__Directive__. Scan the records below. List lines holding "this".

__Given data__.
'''
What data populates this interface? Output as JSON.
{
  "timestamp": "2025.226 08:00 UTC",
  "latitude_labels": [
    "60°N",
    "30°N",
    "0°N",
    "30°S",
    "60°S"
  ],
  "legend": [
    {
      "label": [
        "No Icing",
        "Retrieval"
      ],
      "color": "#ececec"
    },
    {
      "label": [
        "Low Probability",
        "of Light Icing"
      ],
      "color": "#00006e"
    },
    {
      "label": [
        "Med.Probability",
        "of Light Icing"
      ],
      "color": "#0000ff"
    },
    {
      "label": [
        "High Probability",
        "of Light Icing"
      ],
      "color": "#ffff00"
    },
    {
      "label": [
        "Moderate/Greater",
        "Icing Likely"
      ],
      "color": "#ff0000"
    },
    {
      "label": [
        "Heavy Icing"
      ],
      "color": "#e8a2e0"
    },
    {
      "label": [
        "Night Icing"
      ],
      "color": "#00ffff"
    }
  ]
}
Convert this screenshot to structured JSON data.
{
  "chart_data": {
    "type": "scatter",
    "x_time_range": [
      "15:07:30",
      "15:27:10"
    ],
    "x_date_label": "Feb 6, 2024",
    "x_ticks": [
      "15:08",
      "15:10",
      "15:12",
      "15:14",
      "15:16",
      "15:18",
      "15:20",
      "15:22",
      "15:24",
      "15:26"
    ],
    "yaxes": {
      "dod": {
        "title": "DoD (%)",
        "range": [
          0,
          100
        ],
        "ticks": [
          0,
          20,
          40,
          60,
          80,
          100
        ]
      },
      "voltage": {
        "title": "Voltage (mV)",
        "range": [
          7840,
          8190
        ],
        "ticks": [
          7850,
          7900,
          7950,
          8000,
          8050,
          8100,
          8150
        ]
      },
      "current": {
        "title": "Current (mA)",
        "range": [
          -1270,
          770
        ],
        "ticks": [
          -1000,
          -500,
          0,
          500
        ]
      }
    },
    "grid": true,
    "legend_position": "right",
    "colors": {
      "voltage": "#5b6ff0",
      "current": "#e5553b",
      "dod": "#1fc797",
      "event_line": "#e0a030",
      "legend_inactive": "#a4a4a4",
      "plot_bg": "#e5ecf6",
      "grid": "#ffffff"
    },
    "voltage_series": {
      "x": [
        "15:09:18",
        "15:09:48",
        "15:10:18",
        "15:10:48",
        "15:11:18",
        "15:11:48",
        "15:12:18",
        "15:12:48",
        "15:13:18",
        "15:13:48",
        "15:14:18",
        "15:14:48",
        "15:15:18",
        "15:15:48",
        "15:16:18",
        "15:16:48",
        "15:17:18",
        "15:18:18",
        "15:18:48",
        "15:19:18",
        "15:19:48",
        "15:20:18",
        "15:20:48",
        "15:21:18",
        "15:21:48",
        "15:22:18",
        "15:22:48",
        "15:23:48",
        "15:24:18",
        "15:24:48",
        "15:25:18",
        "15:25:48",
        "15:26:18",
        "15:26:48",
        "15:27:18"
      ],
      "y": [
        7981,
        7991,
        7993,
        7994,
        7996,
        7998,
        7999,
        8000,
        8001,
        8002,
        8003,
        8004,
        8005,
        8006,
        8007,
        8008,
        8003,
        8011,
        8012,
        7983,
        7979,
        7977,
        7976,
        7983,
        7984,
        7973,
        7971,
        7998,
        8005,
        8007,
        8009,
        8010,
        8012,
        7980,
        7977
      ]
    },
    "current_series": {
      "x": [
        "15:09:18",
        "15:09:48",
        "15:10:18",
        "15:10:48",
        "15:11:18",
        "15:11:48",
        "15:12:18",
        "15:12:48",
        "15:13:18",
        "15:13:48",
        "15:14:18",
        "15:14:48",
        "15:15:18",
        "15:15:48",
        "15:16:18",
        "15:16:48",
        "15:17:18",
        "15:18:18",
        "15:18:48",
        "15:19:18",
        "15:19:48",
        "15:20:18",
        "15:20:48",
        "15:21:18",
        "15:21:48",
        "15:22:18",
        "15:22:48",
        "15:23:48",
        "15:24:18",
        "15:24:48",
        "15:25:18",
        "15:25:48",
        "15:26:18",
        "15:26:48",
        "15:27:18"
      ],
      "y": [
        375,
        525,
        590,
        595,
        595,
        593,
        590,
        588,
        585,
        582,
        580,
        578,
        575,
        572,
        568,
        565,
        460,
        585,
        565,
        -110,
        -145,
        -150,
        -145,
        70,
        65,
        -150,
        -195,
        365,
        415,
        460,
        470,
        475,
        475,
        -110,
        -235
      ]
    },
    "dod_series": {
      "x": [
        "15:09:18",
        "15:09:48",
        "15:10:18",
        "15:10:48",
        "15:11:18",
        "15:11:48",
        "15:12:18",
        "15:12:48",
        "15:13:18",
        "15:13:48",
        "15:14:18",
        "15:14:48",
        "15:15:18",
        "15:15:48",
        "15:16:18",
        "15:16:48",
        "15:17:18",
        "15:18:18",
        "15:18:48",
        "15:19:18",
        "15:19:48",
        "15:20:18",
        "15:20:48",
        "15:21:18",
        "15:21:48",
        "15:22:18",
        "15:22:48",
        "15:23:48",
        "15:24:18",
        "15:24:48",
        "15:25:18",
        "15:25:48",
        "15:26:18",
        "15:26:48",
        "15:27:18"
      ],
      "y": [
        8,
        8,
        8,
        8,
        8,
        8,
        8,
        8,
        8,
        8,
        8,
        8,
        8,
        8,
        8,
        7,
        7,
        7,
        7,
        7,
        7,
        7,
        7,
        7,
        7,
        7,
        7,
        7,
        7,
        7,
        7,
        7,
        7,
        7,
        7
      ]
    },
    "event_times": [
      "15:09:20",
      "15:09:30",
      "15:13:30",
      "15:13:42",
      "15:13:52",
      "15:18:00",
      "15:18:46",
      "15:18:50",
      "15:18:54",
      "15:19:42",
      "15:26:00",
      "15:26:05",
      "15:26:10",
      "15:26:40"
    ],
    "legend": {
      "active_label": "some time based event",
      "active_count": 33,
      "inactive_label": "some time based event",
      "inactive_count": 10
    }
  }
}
'''
__Response below__.
What data populates this interface? Output as JSON.
Convert this screenshot to structured JSON data.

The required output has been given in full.